Quote all of the data below exactly, please.

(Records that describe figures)
— Begin —
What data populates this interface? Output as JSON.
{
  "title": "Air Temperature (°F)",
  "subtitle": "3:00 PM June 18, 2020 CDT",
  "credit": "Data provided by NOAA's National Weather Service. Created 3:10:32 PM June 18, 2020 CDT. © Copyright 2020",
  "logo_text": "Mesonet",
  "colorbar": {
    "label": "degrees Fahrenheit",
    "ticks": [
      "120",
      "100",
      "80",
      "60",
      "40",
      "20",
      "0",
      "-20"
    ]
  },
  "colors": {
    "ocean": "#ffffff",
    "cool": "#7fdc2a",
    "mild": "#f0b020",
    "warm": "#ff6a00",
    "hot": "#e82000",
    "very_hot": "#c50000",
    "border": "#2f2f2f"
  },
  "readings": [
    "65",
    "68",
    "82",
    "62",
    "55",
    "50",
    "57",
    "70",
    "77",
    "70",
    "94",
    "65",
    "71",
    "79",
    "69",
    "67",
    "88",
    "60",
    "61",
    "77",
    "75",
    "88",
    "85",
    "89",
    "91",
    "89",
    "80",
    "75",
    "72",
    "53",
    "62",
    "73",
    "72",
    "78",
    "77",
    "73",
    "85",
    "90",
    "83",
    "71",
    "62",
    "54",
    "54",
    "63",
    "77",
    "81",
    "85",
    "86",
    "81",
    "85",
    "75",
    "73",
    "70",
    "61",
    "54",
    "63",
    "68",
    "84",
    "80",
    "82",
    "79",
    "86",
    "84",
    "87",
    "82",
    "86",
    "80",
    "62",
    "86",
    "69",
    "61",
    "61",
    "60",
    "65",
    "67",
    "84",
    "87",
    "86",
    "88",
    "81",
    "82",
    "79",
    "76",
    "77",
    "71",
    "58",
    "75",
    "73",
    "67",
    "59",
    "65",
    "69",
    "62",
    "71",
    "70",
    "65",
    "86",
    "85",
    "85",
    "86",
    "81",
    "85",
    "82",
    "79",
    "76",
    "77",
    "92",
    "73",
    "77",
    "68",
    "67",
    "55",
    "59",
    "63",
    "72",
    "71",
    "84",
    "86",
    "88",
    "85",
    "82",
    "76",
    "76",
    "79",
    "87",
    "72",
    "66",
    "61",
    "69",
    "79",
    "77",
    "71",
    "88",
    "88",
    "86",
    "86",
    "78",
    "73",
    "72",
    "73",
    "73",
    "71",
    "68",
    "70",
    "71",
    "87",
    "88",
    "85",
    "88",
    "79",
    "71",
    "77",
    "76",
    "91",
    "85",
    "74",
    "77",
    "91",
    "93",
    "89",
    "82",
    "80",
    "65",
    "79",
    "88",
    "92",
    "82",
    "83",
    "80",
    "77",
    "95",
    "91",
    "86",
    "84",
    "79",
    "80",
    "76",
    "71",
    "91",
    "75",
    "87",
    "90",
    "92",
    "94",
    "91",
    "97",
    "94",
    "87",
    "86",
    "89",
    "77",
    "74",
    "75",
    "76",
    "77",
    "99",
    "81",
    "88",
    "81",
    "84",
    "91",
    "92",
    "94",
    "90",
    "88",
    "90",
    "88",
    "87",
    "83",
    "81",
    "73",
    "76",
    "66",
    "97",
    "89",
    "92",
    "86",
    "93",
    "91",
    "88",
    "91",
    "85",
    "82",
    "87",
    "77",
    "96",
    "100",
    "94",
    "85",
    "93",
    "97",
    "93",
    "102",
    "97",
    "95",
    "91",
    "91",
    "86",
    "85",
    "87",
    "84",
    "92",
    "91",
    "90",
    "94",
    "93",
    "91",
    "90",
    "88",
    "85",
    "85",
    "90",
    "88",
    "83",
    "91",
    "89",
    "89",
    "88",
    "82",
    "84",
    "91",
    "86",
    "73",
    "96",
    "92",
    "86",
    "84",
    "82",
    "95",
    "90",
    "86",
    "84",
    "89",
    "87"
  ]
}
— End —
• [Output for this task]
What data populates this interface? Output as JSON.
{
  "title": "Air Temperature (°F)",
  "subtitle": "3:00 PM June 18, 2020 CDT",
  "credit": "Data provided by NOAA's National Weather Service. Created 3:10:32 PM June 18, 2020 CDT. © Copyright 2020",
  "logo_text": "Mesonet",
  "colorbar": {
    "label": "degrees Fahrenheit",
    "ticks": [
      "120",
      "100",
      "80",
      "60",
      "40",
      "20",
      "0",
      "-20"
    ]
  },
  "colors": {
    "ocean": "#ffffff",
    "cool": "#7fdc2a",
    "mild": "#f0b020",
    "warm": "#ff6a00",
    "hot": "#e82000",
    "very_hot": "#c50000",
    "border": "#2f2f2f"
  },
  "readings": [
    "65",
    "68",
    "82",
    "62",
    "55",
    "50",
    "57",
    "70",
    "77",
    "70",
    "94",
    "65",
    "71",
    "79",
    "69",
    "67",
    "88",
    "60",
    "61",
    "77",
    "75",
    "88",
    "85",
    "89",
    "91",
    "89",
    "80",
    "75",
    "72",
    "53",
    "62",
    "73",
    "72",
    "78",
    "77",
    "73",
    "85",
    "90",
    "83",
    "71",
    "62",
    "54",
    "54",
    "63",
    "77",
    "81",
    "85",
    "86",
    "81",
    "85",
    "75",
    "73",
    "70",
    "61",
    "54",
    "63",
    "68",
    "84",
    "80",
    "82",
    "79",
    "86",
    "84",
    "87",
    "82",
    "86",
    "80",
    "62",
    "86",
    "69",
    "61",
    "61",
    "60",
    "65",
    "67",
    "84",
    "87",
    "86",
    "88",
    "81",
    "82",
    "79",
    "76",
    "77",
    "71",
    "58",
    "75",
    "73",
    "67",
    "59",
    "65",
    "69",
    "62",
    "71",
    "70",
    "65",
    "86",
    "85",
    "85",
    "86",
    "81",
    "85",
    "82",
    "79",
    "76",
    "77",
    "92",
    "73",
    "77",
    "68",
    "67",
    "55",
    "59",
    "63",
    "72",
    "71",
    "84",
    "86",
    "88",
    "85",
    "82",
    "76",
    "76",
    "79",
    "87",
    "72",
    "66",
    "61",
    "69",
    "79",
    "77",
    "71",
    "88",
    "88",
    "86",
    "86",
    "78",
    "73",
    "72",
    "73",
    "73",
    "71",
    "68",
    "70",
    "71",
    "87",
    "88",
    "85",
    "88",
    "79",
    "71",
    "77",
    "76",
    "91",
    "85",
    "74",
    "77",
    "91",
    "93",
    "89",
    "82",
    "80",
    "65",
    "79",
    "88",
    "92",
    "82",
    "83",
    "80",
    "77",
    "95",
    "91",
    "86",
    "84",
    "79",
    "80",
    "76",
    "71",
    "91",
    "75",
    "87",
    "90",
    "92",
    "94",
    "91",
    "97",
    "94",
    "87",
    "86",
    "89",
    "77",
    "74",
    "75",
    "76",
    "77",
    "99",
    "81",
    "88",
    "81",
    "84",
    "91",
    "92",
    "94",
    "90",
    "88",
    "90",
    "88",
    "87",
    "83",
    "81",
    "73",
    "76",
    "66",
    "97",
    "89",
    "92",
    "86",
    "93",
    "91",
    "88",
    "91",
    "85",
    "82",
    "87",
    "77",
    "96",
    "100",
    "94",
    "85",
    "93",
    "97",
    "93",
    "102",
    "97",
    "95",
    "91",
    "91",
    "86",
    "85",
    "87",
    "84",
    "92",
    "91",
    "90",
    "94",
    "93",
    "91",
    "90",
    "88",
    "85",
    "85",
    "90",
    "88",
    "83",
    "91",
    "89",
    "89",
    "88",
    "82",
    "84",
    "91",
    "86",
    "73",
    "96",
    "92",
    "86",
    "84",
    "82",
    "95",
    "90",
    "86",
    "84",
    "89",
    "87"
  ]
}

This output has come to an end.